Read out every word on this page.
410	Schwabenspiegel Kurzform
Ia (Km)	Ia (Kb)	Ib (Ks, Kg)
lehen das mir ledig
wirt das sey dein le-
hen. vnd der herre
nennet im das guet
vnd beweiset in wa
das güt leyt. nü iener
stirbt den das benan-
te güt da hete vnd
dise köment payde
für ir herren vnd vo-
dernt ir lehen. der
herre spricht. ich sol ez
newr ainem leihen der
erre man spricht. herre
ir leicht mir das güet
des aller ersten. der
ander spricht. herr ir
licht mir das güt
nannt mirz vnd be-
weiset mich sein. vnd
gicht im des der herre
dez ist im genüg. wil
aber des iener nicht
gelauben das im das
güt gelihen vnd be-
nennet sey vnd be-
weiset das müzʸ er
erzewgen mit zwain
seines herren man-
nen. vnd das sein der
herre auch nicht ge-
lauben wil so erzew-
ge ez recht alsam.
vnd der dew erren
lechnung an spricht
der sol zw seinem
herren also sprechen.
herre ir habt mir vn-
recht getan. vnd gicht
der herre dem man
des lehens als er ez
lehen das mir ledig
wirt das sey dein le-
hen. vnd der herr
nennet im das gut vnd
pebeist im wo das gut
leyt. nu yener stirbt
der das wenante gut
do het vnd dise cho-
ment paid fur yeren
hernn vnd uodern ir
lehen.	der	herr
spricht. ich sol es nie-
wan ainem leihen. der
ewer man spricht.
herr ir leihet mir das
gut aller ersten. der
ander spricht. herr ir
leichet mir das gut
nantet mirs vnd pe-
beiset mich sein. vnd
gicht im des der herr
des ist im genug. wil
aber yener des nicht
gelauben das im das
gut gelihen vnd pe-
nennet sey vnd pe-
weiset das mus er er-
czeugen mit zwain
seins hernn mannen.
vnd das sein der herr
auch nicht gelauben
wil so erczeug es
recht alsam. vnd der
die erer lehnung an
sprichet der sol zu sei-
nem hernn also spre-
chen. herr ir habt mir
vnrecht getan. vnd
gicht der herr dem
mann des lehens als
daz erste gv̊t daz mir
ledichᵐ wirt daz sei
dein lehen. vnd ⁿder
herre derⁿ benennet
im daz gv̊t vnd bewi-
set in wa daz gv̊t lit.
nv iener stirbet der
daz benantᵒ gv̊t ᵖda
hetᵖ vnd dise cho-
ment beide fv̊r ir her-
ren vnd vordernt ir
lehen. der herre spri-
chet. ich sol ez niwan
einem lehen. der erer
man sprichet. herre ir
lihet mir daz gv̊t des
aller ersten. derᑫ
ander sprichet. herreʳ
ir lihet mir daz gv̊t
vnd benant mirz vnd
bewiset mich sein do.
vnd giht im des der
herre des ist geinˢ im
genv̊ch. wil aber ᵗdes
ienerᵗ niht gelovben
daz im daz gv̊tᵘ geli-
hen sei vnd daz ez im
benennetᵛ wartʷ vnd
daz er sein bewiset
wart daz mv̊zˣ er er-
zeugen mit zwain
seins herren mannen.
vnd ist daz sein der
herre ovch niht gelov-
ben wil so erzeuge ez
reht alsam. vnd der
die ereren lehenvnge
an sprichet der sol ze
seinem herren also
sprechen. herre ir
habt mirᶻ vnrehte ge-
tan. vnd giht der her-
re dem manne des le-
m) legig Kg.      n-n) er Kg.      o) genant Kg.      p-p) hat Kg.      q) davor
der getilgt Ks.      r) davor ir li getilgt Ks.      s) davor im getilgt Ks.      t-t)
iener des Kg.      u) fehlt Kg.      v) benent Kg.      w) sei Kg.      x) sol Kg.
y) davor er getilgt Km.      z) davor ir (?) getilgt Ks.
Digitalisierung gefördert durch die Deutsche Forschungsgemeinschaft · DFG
---
▸ Aim of the task: Print all the data exactly.

▸ Correct answer:
Read out every word on this page.
410	Schwabenspiegel Kurzform
Ia (Km)	Ia (Kb)	Ib (Ks, Kg)
lehen das mir ledig
wirt das sey dein le-
hen. vnd der herre
nennet im das guet
vnd beweiset in wa
das güt leyt. nü iener
stirbt den das benan-
te güt da hete vnd
dise köment payde
für ir herren vnd vo-
dernt ir lehen. der
herre spricht. ich sol ez
newr ainem leihen der
erre man spricht. herre
ir leicht mir das güet
des aller ersten. der
ander spricht. herr ir
licht mir das güt
nannt mirz vnd be-
weiset mich sein. vnd
gicht im des der herre
dez ist im genüg. wil
aber des iener nicht
gelauben das im das
güt gelihen vnd be-
nennet sey vnd be-
weiset das müzʸ er
erzewgen mit zwain
seines herren man-
nen. vnd das sein der
herre auch nicht ge-
lauben wil so erzew-
ge ez recht alsam.
vnd der dew erren
lechnung an spricht
der sol zw seinem
herren also sprechen.
herre ir habt mir vn-
recht getan. vnd gicht
der herre dem man
des lehens als er ez
lehen das mir ledig
wirt das sey dein le-
hen. vnd der herr
nennet im das gut vnd
pebeist im wo das gut
leyt. nu yener stirbt
der das wenante gut
do het vnd dise cho-
ment paid fur yeren
hernn vnd uodern ir
lehen.	der	herr
spricht. ich sol es nie-
wan ainem leihen. der
ewer man spricht.
herr ir leihet mir das
gut aller ersten. der
ander spricht. herr ir
leichet mir das gut
nantet mirs vnd pe-
beiset mich sein. vnd
gicht im des der herr
des ist im genug. wil
aber yener des nicht
gelauben das im das
gut gelihen vnd pe-
nennet sey vnd pe-
weiset das mus er er-
czeugen mit zwain
seins hernn mannen.
vnd das sein der herr
auch nicht gelauben
wil so erczeug es
recht alsam. vnd der
die erer lehnung an
sprichet der sol zu sei-
nem hernn also spre-
chen. herr ir habt mir
vnrecht getan. vnd
gicht der herr dem
mann des lehens als
daz erste gv̊t daz mir
ledichᵐ wirt daz sei
dein lehen. vnd ⁿder
herre derⁿ benennet
im daz gv̊t vnd bewi-
set in wa daz gv̊t lit.
nv iener stirbet der
daz benantᵒ gv̊t ᵖda
hetᵖ vnd dise cho-
ment beide fv̊r ir her-
ren vnd vordernt ir
lehen. der herre spri-
chet. ich sol ez niwan
einem lehen. der erer
man sprichet. herre ir
lihet mir daz gv̊t des
aller ersten. derᑫ
ander sprichet. herreʳ
ir lihet mir daz gv̊t
vnd benant mirz vnd
bewiset mich sein do.
vnd giht im des der
herre des ist geinˢ im
genv̊ch. wil aber ᵗdes
ienerᵗ niht gelovben
daz im daz gv̊tᵘ geli-
hen sei vnd daz ez im
benennetᵛ wartʷ vnd
daz er sein bewiset
wart daz mv̊zˣ er er-
zeugen mit zwain
seins herren mannen.
vnd ist daz sein der
herre ovch niht gelov-
ben wil so erzeuge ez
reht alsam. vnd der
die ereren lehenvnge
an sprichet der sol ze
seinem herren also
sprechen. herre ir
habt mirᶻ vnrehte ge-
tan. vnd giht der her-
re dem manne des le-
m) legig Kg.      n-n) er Kg.      o) genant Kg.      p-p) hat Kg.      q) davor
der getilgt Ks.      r) davor ir li getilgt Ks.      s) davor im getilgt Ks.      t-t)
iener des Kg.      u) fehlt Kg.      v) benent Kg.      w) sei Kg.      x) sol Kg.
y) davor er getilgt Km.      z) davor ir (?) getilgt Ks.
Digitalisierung gefördert durch die Deutsche Forschungsgemeinschaft · DFG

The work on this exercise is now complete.